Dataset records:
>> BEGIN
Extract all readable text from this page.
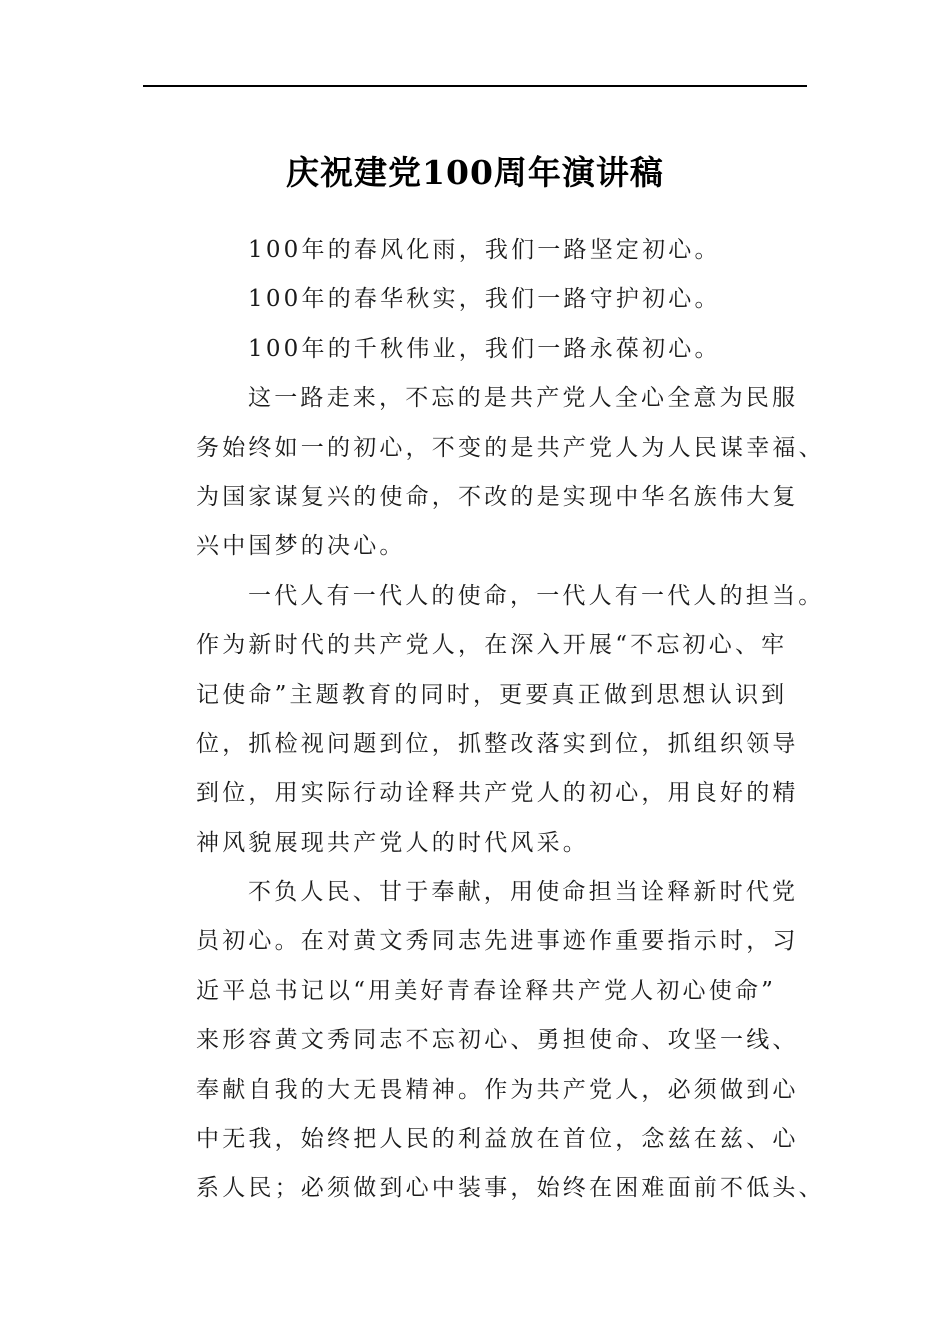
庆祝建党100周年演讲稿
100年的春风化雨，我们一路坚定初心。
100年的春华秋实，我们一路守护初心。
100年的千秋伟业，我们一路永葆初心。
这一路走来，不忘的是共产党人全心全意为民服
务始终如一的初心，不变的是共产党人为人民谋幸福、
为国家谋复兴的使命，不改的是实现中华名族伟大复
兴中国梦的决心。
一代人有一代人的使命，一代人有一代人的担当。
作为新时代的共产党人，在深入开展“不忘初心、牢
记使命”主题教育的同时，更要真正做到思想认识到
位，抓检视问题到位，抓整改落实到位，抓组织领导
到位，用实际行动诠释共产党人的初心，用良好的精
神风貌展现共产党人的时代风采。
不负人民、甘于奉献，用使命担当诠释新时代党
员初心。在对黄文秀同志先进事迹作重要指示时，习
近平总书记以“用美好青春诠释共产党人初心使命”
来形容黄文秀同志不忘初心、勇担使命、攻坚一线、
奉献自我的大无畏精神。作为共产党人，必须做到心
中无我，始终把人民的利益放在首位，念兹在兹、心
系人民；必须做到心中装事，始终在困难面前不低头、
>> END
>> BEGIN
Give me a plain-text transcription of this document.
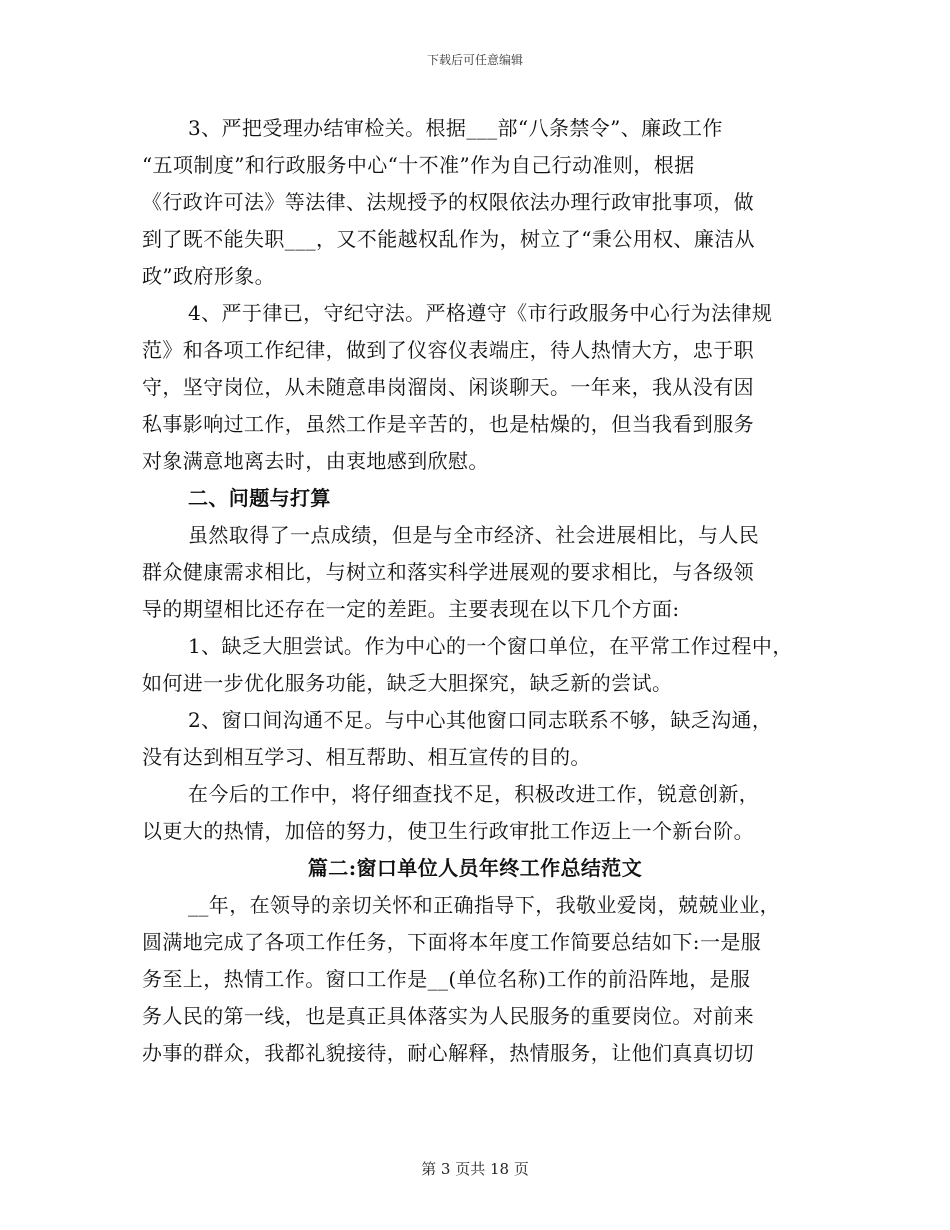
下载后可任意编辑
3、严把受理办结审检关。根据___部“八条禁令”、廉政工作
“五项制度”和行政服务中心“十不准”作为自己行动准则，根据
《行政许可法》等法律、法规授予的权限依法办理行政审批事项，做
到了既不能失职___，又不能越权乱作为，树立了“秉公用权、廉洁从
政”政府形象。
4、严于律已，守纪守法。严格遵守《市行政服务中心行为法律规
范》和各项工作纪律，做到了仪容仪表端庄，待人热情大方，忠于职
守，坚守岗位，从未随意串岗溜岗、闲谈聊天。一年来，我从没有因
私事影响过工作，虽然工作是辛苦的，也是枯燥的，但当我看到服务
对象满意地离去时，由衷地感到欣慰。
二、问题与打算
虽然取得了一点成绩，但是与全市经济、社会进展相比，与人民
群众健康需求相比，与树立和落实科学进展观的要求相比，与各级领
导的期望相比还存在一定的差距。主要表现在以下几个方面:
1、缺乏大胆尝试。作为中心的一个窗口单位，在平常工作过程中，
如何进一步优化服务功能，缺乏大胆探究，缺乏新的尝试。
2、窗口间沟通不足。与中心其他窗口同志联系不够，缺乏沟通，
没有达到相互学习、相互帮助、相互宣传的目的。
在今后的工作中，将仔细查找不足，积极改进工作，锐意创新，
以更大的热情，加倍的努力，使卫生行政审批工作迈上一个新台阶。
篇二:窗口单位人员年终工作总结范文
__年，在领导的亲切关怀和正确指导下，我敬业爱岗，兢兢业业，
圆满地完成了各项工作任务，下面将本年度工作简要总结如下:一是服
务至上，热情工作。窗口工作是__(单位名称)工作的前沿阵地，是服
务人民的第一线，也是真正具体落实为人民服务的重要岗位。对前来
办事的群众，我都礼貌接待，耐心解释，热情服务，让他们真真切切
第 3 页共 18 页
>> END
Set task - Select and copy every line from the records that includes the word "this".

Written reply -
Extract all readable text from this page.
Give me a plain-text transcription of this document.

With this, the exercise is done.